◆ **Your task**
Images are excluded; otherwise, output every record exactly.
============================================================
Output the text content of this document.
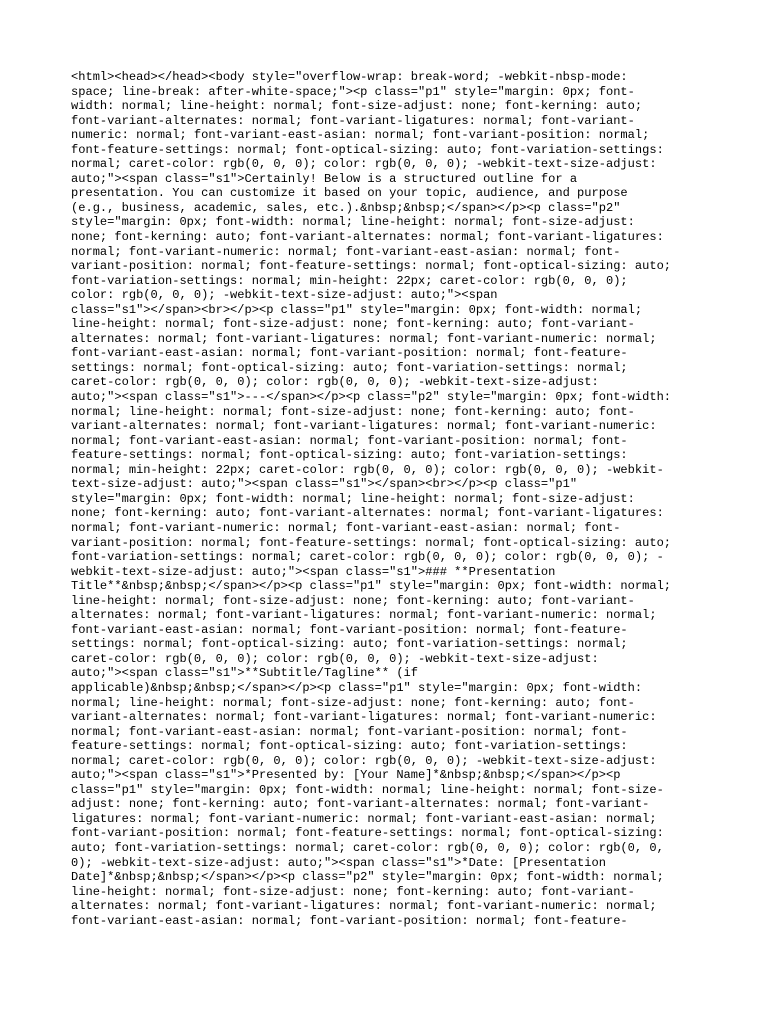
<html><head></head><body style="overflow-wrap: break-word; -webkit-nbsp-mode:
space; line-break: after-white-space;"><p class="p1" style="margin: 0px; font-
width: normal; line-height: normal; font-size-adjust: none; font-kerning: auto;
font-variant-alternates: normal; font-variant-ligatures: normal; font-variant-
numeric: normal; font-variant-east-asian: normal; font-variant-position: normal;
font-feature-settings: normal; font-optical-sizing: auto; font-variation-settings:
normal; caret-color: rgb(0, 0, 0); color: rgb(0, 0, 0); -webkit-text-size-adjust:
auto;"><span class="s1">Certainly! Below is a structured outline for a
presentation. You can customize it based on your topic, audience, and purpose
(e.g., business, academic, sales, etc.).&nbsp;&nbsp;</span></p><p class="p2"
style="margin: 0px; font-width: normal; line-height: normal; font-size-adjust:
none; font-kerning: auto; font-variant-alternates: normal; font-variant-ligatures:
normal; font-variant-numeric: normal; font-variant-east-asian: normal; font-
variant-position: normal; font-feature-settings: normal; font-optical-sizing: auto;
font-variation-settings: normal; min-height: 22px; caret-color: rgb(0, 0, 0);
color: rgb(0, 0, 0); -webkit-text-size-adjust: auto;"><span
class="s1"></span><br></p><p class="p1" style="margin: 0px; font-width: normal;
line-height: normal; font-size-adjust: none; font-kerning: auto; font-variant-
alternates: normal; font-variant-ligatures: normal; font-variant-numeric: normal;
font-variant-east-asian: normal; font-variant-position: normal; font-feature-
settings: normal; font-optical-sizing: auto; font-variation-settings: normal;
caret-color: rgb(0, 0, 0); color: rgb(0, 0, 0); -webkit-text-size-adjust:
auto;"><span class="s1">---</span></p><p class="p2" style="margin: 0px; font-width:
normal; line-height: normal; font-size-adjust: none; font-kerning: auto; font-
variant-alternates: normal; font-variant-ligatures: normal; font-variant-numeric:
normal; font-variant-east-asian: normal; font-variant-position: normal; font-
feature-settings: normal; font-optical-sizing: auto; font-variation-settings:
normal; min-height: 22px; caret-color: rgb(0, 0, 0); color: rgb(0, 0, 0); -webkit-
text-size-adjust: auto;"><span class="s1"></span><br></p><p class="p1"
style="margin: 0px; font-width: normal; line-height: normal; font-size-adjust:
none; font-kerning: auto; font-variant-alternates: normal; font-variant-ligatures:
normal; font-variant-numeric: normal; font-variant-east-asian: normal; font-
variant-position: normal; font-feature-settings: normal; font-optical-sizing: auto;
font-variation-settings: normal; caret-color: rgb(0, 0, 0); color: rgb(0, 0, 0); -
webkit-text-size-adjust: auto;"><span class="s1">### **Presentation
Title**&nbsp;&nbsp;</span></p><p class="p1" style="margin: 0px; font-width: normal;
line-height: normal; font-size-adjust: none; font-kerning: auto; font-variant-
alternates: normal; font-variant-ligatures: normal; font-variant-numeric: normal;
font-variant-east-asian: normal; font-variant-position: normal; font-feature-
settings: normal; font-optical-sizing: auto; font-variation-settings: normal;
caret-color: rgb(0, 0, 0); color: rgb(0, 0, 0); -webkit-text-size-adjust:
auto;"><span class="s1">**Subtitle/Tagline** (if
applicable)&nbsp;&nbsp;</span></p><p class="p1" style="margin: 0px; font-width:
normal; line-height: normal; font-size-adjust: none; font-kerning: auto; font-
variant-alternates: normal; font-variant-ligatures: normal; font-variant-numeric:
normal; font-variant-east-asian: normal; font-variant-position: normal; font-
feature-settings: normal; font-optical-sizing: auto; font-variation-settings:
normal; caret-color: rgb(0, 0, 0); color: rgb(0, 0, 0); -webkit-text-size-adjust:
auto;"><span class="s1">*Presented by: [Your Name]*&nbsp;&nbsp;</span></p><p
class="p1" style="margin: 0px; font-width: normal; line-height: normal; font-size-
adjust: none; font-kerning: auto; font-variant-alternates: normal; font-variant-
ligatures: normal; font-variant-numeric: normal; font-variant-east-asian: normal;
font-variant-position: normal; font-feature-settings: normal; font-optical-sizing:
auto; font-variation-settings: normal; caret-color: rgb(0, 0, 0); color: rgb(0, 0,
0); -webkit-text-size-adjust: auto;"><span class="s1">*Date: [Presentation
Date]*&nbsp;&nbsp;</span></p><p class="p2" style="margin: 0px; font-width: normal;
line-height: normal; font-size-adjust: none; font-kerning: auto; font-variant-
alternates: normal; font-variant-ligatures: normal; font-variant-numeric: normal;
font-variant-east-asian: normal; font-variant-position: normal; font-feature-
============================================================
◆ **Expected answer**
Output the text content of this document.
<html><head></head><body style="overflow-wrap: break-word; -webkit-nbsp-mode:
space; line-break: after-white-space;"><p class="p1" style="margin: 0px; font-
width: normal; line-height: normal; font-size-adjust: none; font-kerning: auto;
font-variant-alternates: normal; font-variant-ligatures: normal; font-variant-
numeric: normal; font-variant-east-asian: normal; font-variant-position: normal;
font-feature-settings: normal; font-optical-sizing: auto; font-variation-settings:
normal; caret-color: rgb(0, 0, 0); color: rgb(0, 0, 0); -webkit-text-size-adjust:
auto;"><span class="s1">Certainly! Below is a structured outline for a
presentation. You can customize it based on your topic, audience, and purpose
(e.g., business, academic, sales, etc.).&nbsp;&nbsp;</span></p><p class="p2"
style="margin: 0px; font-width: normal; line-height: normal; font-size-adjust:
none; font-kerning: auto; font-variant-alternates: normal; font-variant-ligatures:
normal; font-variant-numeric: normal; font-variant-east-asian: normal; font-
variant-position: normal; font-feature-settings: normal; font-optical-sizing: auto;
font-variation-settings: normal; min-height: 22px; caret-color: rgb(0, 0, 0);
color: rgb(0, 0, 0); -webkit-text-size-adjust: auto;"><span
class="s1"></span><br></p><p class="p1" style="margin: 0px; font-width: normal;
line-height: normal; font-size-adjust: none; font-kerning: auto; font-variant-
alternates: normal; font-variant-ligatures: normal; font-variant-numeric: normal;
font-variant-east-asian: normal; font-variant-position: normal; font-feature-
settings: normal; font-optical-sizing: auto; font-variation-settings: normal;
caret-color: rgb(0, 0, 0); color: rgb(0, 0, 0); -webkit-text-size-adjust:
auto;"><span class="s1">---</span></p><p class="p2" style="margin: 0px; font-width:
normal; line-height: normal; font-size-adjust: none; font-kerning: auto; font-
variant-alternates: normal; font-variant-ligatures: normal; font-variant-numeric:
normal; font-variant-east-asian: normal; font-variant-position: normal; font-
feature-settings: normal; font-optical-sizing: auto; font-variation-settings:
normal; min-height: 22px; caret-color: rgb(0, 0, 0); color: rgb(0, 0, 0); -webkit-
text-size-adjust: auto;"><span class="s1"></span><br></p><p class="p1"
style="margin: 0px; font-width: normal; line-height: normal; font-size-adjust:
none; font-kerning: auto; font-variant-alternates: normal; font-variant-ligatures:
normal; font-variant-numeric: normal; font-variant-east-asian: normal; font-
variant-position: normal; font-feature-settings: normal; font-optical-sizing: auto;
font-variation-settings: normal; caret-color: rgb(0, 0, 0); color: rgb(0, 0, 0); -
webkit-text-size-adjust: auto;"><span class="s1">### **Presentation
Title**&nbsp;&nbsp;</span></p><p class="p1" style="margin: 0px; font-width: normal;
line-height: normal; font-size-adjust: none; font-kerning: auto; font-variant-
alternates: normal; font-variant-ligatures: normal; font-variant-numeric: normal;
font-variant-east-asian: normal; font-variant-position: normal; font-feature-
settings: normal; font-optical-sizing: auto; font-variation-settings: normal;
caret-color: rgb(0, 0, 0); color: rgb(0, 0, 0); -webkit-text-size-adjust:
auto;"><span class="s1">**Subtitle/Tagline** (if
applicable)&nbsp;&nbsp;</span></p><p class="p1" style="margin: 0px; font-width:
normal; line-height: normal; font-size-adjust: none; font-kerning: auto; font-
variant-alternates: normal; font-variant-ligatures: normal; font-variant-numeric:
normal; font-variant-east-asian: normal; font-variant-position: normal; font-
feature-settings: normal; font-optical-sizing: auto; font-variation-settings:
normal; caret-color: rgb(0, 0, 0); color: rgb(0, 0, 0); -webkit-text-size-adjust:
auto;"><span class="s1">*Presented by: [Your Name]*&nbsp;&nbsp;</span></p><p
class="p1" style="margin: 0px; font-width: normal; line-height: normal; font-size-
adjust: none; font-kerning: auto; font-variant-alternates: normal; font-variant-
ligatures: normal; font-variant-numeric: normal; font-variant-east-asian: normal;
font-variant-position: normal; font-feature-settings: normal; font-optical-sizing:
auto; font-variation-settings: normal; caret-color: rgb(0, 0, 0); color: rgb(0, 0,
0); -webkit-text-size-adjust: auto;"><span class="s1">*Date: [Presentation
Date]*&nbsp;&nbsp;</span></p><p class="p2" style="margin: 0px; font-width: normal;
line-height: normal; font-size-adjust: none; font-kerning: auto; font-variant-
alternates: normal; font-variant-ligatures: normal; font-variant-numeric: normal;
font-variant-east-asian: normal; font-variant-position: normal; font-feature-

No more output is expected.